Exercise requirements:
Output the full listing word for word.

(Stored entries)
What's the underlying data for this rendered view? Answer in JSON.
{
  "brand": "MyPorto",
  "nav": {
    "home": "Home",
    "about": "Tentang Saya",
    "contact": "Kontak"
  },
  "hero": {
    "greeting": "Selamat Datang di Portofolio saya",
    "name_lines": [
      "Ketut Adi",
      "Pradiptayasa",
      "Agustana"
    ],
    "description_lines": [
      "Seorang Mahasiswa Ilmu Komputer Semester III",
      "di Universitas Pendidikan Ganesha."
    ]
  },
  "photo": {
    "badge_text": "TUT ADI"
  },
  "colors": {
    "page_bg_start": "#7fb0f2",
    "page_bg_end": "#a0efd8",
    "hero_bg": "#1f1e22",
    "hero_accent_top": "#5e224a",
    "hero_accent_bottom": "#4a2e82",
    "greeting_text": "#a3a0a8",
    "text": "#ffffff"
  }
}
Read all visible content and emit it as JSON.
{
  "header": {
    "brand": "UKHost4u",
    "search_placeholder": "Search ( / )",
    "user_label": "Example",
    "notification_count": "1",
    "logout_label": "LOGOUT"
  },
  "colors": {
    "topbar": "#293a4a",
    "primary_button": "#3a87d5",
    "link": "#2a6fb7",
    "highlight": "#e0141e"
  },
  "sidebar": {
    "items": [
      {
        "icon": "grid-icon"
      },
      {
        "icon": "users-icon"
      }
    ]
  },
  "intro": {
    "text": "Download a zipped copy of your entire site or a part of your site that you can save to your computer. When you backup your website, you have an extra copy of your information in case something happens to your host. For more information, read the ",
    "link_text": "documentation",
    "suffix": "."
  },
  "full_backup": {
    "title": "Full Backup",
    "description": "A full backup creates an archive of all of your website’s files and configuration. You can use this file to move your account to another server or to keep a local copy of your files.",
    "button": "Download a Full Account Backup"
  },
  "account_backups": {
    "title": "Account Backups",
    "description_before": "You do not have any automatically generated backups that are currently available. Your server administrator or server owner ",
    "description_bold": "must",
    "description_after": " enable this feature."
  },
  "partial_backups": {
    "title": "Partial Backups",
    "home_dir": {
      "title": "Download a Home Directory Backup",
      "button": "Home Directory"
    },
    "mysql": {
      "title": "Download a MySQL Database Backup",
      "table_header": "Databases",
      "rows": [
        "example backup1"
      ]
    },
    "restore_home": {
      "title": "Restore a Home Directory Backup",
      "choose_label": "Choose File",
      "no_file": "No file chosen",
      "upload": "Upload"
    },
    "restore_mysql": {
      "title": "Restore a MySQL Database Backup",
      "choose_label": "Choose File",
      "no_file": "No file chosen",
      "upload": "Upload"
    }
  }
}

Expected answer:
What's the underlying data for this rendered view? Answer in JSON.
{
  "brand": "MyPorto",
  "nav": {
    "home": "Home",
    "about": "Tentang Saya",
    "contact": "Kontak"
  },
  "hero": {
    "greeting": "Selamat Datang di Portofolio saya",
    "name_lines": [
      "Ketut Adi",
      "Pradiptayasa",
      "Agustana"
    ],
    "description_lines": [
      "Seorang Mahasiswa Ilmu Komputer Semester III",
      "di Universitas Pendidikan Ganesha."
    ]
  },
  "photo": {
    "badge_text": "TUT ADI"
  },
  "colors": {
    "page_bg_start": "#7fb0f2",
    "page_bg_end": "#a0efd8",
    "hero_bg": "#1f1e22",
    "hero_accent_top": "#5e224a",
    "hero_accent_bottom": "#4a2e82",
    "greeting_text": "#a3a0a8",
    "text": "#ffffff"
  }
}
Read all visible content and emit it as JSON.
{
  "header": {
    "brand": "UKHost4u",
    "search_placeholder": "Search ( / )",
    "user_label": "Example",
    "notification_count": "1",
    "logout_label": "LOGOUT"
  },
  "colors": {
    "topbar": "#293a4a",
    "primary_button": "#3a87d5",
    "link": "#2a6fb7",
    "highlight": "#e0141e"
  },
  "sidebar": {
    "items": [
      {
        "icon": "grid-icon"
      },
      {
        "icon": "users-icon"
      }
    ]
  },
  "intro": {
    "text": "Download a zipped copy of your entire site or a part of your site that you can save to your computer. When you backup your website, you have an extra copy of your information in case something happens to your host. For more information, read the ",
    "link_text": "documentation",
    "suffix": "."
  },
  "full_backup": {
    "title": "Full Backup",
    "description": "A full backup creates an archive of all of your website’s files and configuration. You can use this file to move your account to another server or to keep a local copy of your files.",
    "button": "Download a Full Account Backup"
  },
  "account_backups": {
    "title": "Account Backups",
    "description_before": "You do not have any automatically generated backups that are currently available. Your server administrator or server owner ",
    "description_bold": "must",
    "description_after": " enable this feature."
  },
  "partial_backups": {
    "title": "Partial Backups",
    "home_dir": {
      "title": "Download a Home Directory Backup",
      "button": "Home Directory"
    },
    "mysql": {
      "title": "Download a MySQL Database Backup",
      "table_header": "Databases",
      "rows": [
        "example backup1"
      ]
    },
    "restore_home": {
      "title": "Restore a Home Directory Backup",
      "choose_label": "Choose File",
      "no_file": "No file chosen",
      "upload": "Upload"
    },
    "restore_mysql": {
      "title": "Restore a MySQL Database Backup",
      "choose_label": "Choose File",
      "no_file": "No file chosen",
      "upload": "Upload"
    }
  }
}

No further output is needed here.